━━━━━ DATASET CONTENT

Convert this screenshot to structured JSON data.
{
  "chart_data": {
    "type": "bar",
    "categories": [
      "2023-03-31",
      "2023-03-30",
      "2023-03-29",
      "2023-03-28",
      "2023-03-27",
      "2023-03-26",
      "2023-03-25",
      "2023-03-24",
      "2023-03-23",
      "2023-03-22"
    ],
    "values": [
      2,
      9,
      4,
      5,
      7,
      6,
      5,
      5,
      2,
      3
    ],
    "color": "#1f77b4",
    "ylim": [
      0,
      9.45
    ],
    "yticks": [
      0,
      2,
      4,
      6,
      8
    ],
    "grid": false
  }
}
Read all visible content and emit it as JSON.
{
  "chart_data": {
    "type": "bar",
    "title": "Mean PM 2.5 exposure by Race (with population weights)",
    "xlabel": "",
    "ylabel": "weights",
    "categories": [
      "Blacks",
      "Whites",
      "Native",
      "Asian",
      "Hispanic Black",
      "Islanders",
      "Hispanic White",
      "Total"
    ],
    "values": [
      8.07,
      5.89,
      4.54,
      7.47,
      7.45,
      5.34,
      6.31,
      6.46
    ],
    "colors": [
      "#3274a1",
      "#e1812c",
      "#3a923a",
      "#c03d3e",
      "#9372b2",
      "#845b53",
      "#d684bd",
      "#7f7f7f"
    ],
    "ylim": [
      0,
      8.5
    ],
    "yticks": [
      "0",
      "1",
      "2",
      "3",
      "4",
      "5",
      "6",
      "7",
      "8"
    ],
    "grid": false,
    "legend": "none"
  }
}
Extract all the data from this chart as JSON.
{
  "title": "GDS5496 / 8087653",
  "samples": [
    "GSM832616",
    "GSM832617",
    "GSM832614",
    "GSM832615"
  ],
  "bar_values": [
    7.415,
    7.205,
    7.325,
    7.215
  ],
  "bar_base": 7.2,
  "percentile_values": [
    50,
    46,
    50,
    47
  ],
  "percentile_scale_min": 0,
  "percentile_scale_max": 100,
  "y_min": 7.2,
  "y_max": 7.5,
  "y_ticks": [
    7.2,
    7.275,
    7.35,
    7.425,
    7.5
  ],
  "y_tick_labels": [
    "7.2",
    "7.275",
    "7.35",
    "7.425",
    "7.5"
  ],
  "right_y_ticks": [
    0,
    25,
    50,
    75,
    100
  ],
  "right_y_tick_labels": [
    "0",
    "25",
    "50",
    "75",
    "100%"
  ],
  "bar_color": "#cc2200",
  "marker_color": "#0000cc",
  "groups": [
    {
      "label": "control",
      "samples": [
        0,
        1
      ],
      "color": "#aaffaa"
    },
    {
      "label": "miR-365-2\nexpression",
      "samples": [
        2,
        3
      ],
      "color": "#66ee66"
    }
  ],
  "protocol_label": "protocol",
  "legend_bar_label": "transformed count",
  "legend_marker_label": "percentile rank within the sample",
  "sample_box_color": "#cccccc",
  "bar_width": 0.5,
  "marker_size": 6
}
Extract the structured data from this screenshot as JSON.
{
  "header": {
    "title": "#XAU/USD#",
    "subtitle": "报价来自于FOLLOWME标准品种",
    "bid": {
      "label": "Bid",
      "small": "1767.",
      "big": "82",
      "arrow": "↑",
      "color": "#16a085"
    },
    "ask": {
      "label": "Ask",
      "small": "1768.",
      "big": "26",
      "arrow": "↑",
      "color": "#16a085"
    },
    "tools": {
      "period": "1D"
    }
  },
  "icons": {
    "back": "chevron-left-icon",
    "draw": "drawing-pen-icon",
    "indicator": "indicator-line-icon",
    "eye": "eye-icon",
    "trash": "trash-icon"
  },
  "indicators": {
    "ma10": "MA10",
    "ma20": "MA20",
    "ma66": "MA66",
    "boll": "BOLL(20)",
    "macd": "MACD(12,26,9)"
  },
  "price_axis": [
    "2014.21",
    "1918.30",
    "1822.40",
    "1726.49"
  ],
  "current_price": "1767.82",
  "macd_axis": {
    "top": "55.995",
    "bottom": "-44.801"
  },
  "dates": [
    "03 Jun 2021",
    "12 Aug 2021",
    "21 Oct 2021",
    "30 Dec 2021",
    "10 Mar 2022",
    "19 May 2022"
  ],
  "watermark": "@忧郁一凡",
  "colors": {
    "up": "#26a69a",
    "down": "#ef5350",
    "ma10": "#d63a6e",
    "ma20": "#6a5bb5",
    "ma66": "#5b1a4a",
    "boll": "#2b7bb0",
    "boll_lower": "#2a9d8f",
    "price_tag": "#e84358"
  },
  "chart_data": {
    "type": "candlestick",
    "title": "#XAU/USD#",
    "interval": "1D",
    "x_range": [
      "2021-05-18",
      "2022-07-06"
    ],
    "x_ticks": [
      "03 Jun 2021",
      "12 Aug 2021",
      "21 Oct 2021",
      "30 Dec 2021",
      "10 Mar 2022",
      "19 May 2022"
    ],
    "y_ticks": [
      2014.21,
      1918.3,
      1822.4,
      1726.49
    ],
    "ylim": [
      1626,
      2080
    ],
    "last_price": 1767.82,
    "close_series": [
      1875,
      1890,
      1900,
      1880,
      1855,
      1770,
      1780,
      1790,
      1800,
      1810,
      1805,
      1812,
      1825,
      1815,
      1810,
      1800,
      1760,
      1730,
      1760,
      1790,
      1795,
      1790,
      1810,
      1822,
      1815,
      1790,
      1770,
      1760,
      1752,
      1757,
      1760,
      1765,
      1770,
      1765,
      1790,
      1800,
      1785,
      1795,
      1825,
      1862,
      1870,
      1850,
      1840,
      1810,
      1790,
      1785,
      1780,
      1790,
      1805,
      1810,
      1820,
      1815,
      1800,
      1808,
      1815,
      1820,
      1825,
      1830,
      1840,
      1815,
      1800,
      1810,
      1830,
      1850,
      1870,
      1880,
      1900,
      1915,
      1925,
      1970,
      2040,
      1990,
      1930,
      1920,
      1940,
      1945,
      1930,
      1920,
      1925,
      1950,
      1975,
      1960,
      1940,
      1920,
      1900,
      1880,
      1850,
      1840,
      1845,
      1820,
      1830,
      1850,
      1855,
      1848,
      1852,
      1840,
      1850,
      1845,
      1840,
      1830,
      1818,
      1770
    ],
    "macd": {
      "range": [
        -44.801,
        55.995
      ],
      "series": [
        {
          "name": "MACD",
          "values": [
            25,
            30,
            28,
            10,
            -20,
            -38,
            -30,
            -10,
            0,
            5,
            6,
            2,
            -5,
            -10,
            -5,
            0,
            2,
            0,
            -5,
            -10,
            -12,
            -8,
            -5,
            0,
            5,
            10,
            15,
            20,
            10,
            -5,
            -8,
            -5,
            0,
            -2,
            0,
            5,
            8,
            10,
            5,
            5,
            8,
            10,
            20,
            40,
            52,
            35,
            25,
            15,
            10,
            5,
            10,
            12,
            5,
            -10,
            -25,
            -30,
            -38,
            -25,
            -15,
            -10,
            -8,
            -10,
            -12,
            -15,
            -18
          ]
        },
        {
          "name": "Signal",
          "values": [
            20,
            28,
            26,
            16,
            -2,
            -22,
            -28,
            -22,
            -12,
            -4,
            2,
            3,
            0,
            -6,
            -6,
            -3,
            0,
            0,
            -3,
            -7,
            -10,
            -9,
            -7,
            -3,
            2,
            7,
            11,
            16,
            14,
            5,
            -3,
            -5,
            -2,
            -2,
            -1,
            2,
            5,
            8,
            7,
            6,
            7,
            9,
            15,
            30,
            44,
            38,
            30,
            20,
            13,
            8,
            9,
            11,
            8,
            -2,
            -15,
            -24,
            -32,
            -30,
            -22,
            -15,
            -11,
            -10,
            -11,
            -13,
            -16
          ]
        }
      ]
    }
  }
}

━━━━━━━━━━

§ **SHORT EXERCISE**: Retype the material in full. Each word must match.

§ **OUTPUT OF THE TASK**:
Convert this screenshot to structured JSON data.
{
  "chart_data": {
    "type": "bar",
    "categories": [
      "2023-03-31",
      "2023-03-30",
      "2023-03-29",
      "2023-03-28",
      "2023-03-27",
      "2023-03-26",
      "2023-03-25",
      "2023-03-24",
      "2023-03-23",
      "2023-03-22"
    ],
    "values": [
      2,
      9,
      4,
      5,
      7,
      6,
      5,
      5,
      2,
      3
    ],
    "color": "#1f77b4",
    "ylim": [
      0,
      9.45
    ],
    "yticks": [
      0,
      2,
      4,
      6,
      8
    ],
    "grid": false
  }
}
Read all visible content and emit it as JSON.
{
  "chart_data": {
    "type": "bar",
    "title": "Mean PM 2.5 exposure by Race (with population weights)",
    "xlabel": "",
    "ylabel": "weights",
    "categories": [
      "Blacks",
      "Whites",
      "Native",
      "Asian",
      "Hispanic Black",
      "Islanders",
      "Hispanic White",
      "Total"
    ],
    "values": [
      8.07,
      5.89,
      4.54,
      7.47,
      7.45,
      5.34,
      6.31,
      6.46
    ],
    "colors": [
      "#3274a1",
      "#e1812c",
      "#3a923a",
      "#c03d3e",
      "#9372b2",
      "#845b53",
      "#d684bd",
      "#7f7f7f"
    ],
    "ylim": [
      0,
      8.5
    ],
    "yticks": [
      "0",
      "1",
      "2",
      "3",
      "4",
      "5",
      "6",
      "7",
      "8"
    ],
    "grid": false,
    "legend": "none"
  }
}
Extract all the data from this chart as JSON.
{
  "title": "GDS5496 / 8087653",
  "samples": [
    "GSM832616",
    "GSM832617",
    "GSM832614",
    "GSM832615"
  ],
  "bar_values": [
    7.415,
    7.205,
    7.325,
    7.215
  ],
  "bar_base": 7.2,
  "percentile_values": [
    50,
    46,
    50,
    47
  ],
  "percentile_scale_min": 0,
  "percentile_scale_max": 100,
  "y_min": 7.2,
  "y_max": 7.5,
  "y_ticks": [
    7.2,
    7.275,
    7.35,
    7.425,
    7.5
  ],
  "y_tick_labels": [
    "7.2",
    "7.275",
    "7.35",
    "7.425",
    "7.5"
  ],
  "right_y_ticks": [
    0,
    25,
    50,
    75,
    100
  ],
  "right_y_tick_labels": [
    "0",
    "25",
    "50",
    "75",
    "100%"
  ],
  "bar_color": "#cc2200",
  "marker_color": "#0000cc",
  "groups": [
    {
      "label": "control",
      "samples": [
        0,
        1
      ],
      "color": "#aaffaa"
    },
    {
      "label": "miR-365-2\nexpression",
      "samples": [
        2,
        3
      ],
      "color": "#66ee66"
    }
  ],
  "protocol_label": "protocol",
  "legend_bar_label": "transformed count",
  "legend_marker_label": "percentile rank within the sample",
  "sample_box_color": "#cccccc",
  "bar_width": 0.5,
  "marker_size": 6
}
Extract the structured data from this screenshot as JSON.
{
  "header": {
    "title": "#XAU/USD#",
    "subtitle": "报价来自于FOLLOWME标准品种",
    "bid": {
      "label": "Bid",
      "small": "1767.",
      "big": "82",
      "arrow": "↑",
      "color": "#16a085"
    },
    "ask": {
      "label": "Ask",
      "small": "1768.",
      "big": "26",
      "arrow": "↑",
      "color": "#16a085"
    },
    "tools": {
      "period": "1D"
    }
  },
  "icons": {
    "back": "chevron-left-icon",
    "draw": "drawing-pen-icon",
    "indicator": "indicator-line-icon",
    "eye": "eye-icon",
    "trash": "trash-icon"
  },
  "indicators": {
    "ma10": "MA10",
    "ma20": "MA20",
    "ma66": "MA66",
    "boll": "BOLL(20)",
    "macd": "MACD(12,26,9)"
  },
  "price_axis": [
    "2014.21",
    "1918.30",
    "1822.40",
    "1726.49"
  ],
  "current_price": "1767.82",
  "macd_axis": {
    "top": "55.995",
    "bottom": "-44.801"
  },
  "dates": [
    "03 Jun 2021",
    "12 Aug 2021",
    "21 Oct 2021",
    "30 Dec 2021",
    "10 Mar 2022",
    "19 May 2022"
  ],
  "watermark": "@忧郁一凡",
  "colors": {
    "up": "#26a69a",
    "down": "#ef5350",
    "ma10": "#d63a6e",
    "ma20": "#6a5bb5",
    "ma66": "#5b1a4a",
    "boll": "#2b7bb0",
    "boll_lower": "#2a9d8f",
    "price_tag": "#e84358"
  },
  "chart_data": {
    "type": "candlestick",
    "title": "#XAU/USD#",
    "interval": "1D",
    "x_range": [
      "2021-05-18",
      "2022-07-06"
    ],
    "x_ticks": [
      "03 Jun 2021",
      "12 Aug 2021",
      "21 Oct 2021",
      "30 Dec 2021",
      "10 Mar 2022",
      "19 May 2022"
    ],
    "y_ticks": [
      2014.21,
      1918.3,
      1822.4,
      1726.49
    ],
    "ylim": [
      1626,
      2080
    ],
    "last_price": 1767.82,
    "close_series": [
      1875,
      1890,
      1900,
      1880,
      1855,
      1770,
      1780,
      1790,
      1800,
      1810,
      1805,
      1812,
      1825,
      1815,
      1810,
      1800,
      1760,
      1730,
      1760,
      1790,
      1795,
      1790,
      1810,
      1822,
      1815,
      1790,
      1770,
      1760,
      1752,
      1757,
      1760,
      1765,
      1770,
      1765,
      1790,
      1800,
      1785,
      1795,
      1825,
      1862,
      1870,
      1850,
      1840,
      1810,
      1790,
      1785,
      1780,
      1790,
      1805,
      1810,
      1820,
      1815,
      1800,
      1808,
      1815,
      1820,
      1825,
      1830,
      1840,
      1815,
      1800,
      1810,
      1830,
      1850,
      1870,
      1880,
      1900,
      1915,
      1925,
      1970,
      2040,
      1990,
      1930,
      1920,
      1940,
      1945,
      1930,
      1920,
      1925,
      1950,
      1975,
      1960,
      1940,
      1920,
      1900,
      1880,
      1850,
      1840,
      1845,
      1820,
      1830,
      1850,
      1855,
      1848,
      1852,
      1840,
      1850,
      1845,
      1840,
      1830,
      1818,
      1770
    ],
    "macd": {
      "range": [
        -44.801,
        55.995
      ],
      "series": [
        {
          "name": "MACD",
          "values": [
            25,
            30,
            28,
            10,
            -20,
            -38,
            -30,
            -10,
            0,
            5,
            6,
            2,
            -5,
            -10,
            -5,
            0,
            2,
            0,
            -5,
            -10,
            -12,
            -8,
            -5,
            0,
            5,
            10,
            15,
            20,
            10,
            -5,
            -8,
            -5,
            0,
            -2,
            0,
            5,
            8,
            10,
            5,
            5,
            8,
            10,
            20,
            40,
            52,
            35,
            25,
            15,
            10,
            5,
            10,
            12,
            5,
            -10,
            -25,
            -30,
            -38,
            -25,
            -15,
            -10,
            -8,
            -10,
            -12,
            -15,
            -18
          ]
        },
        {
          "name": "Signal",
          "values": [
            20,
            28,
            26,
            16,
            -2,
            -22,
            -28,
            -22,
            -12,
            -4,
            2,
            3,
            0,
            -6,
            -6,
            -3,
            0,
            0,
            -3,
            -7,
            -10,
            -9,
            -7,
            -3,
            2,
            7,
            11,
            16,
            14,
            5,
            -3,
            -5,
            -2,
            -2,
            -1,
            2,
            5,
            8,
            7,
            6,
            7,
            9,
            15,
            30,
            44,
            38,
            30,
            20,
            13,
            8,
            9,
            11,
            8,
            -2,
            -15,
            -24,
            -32,
            -30,
            -22,
            -15,
            -11,
            -10,
            -11,
            -13,
            -16
          ]
        }
      ]
    }
  }
}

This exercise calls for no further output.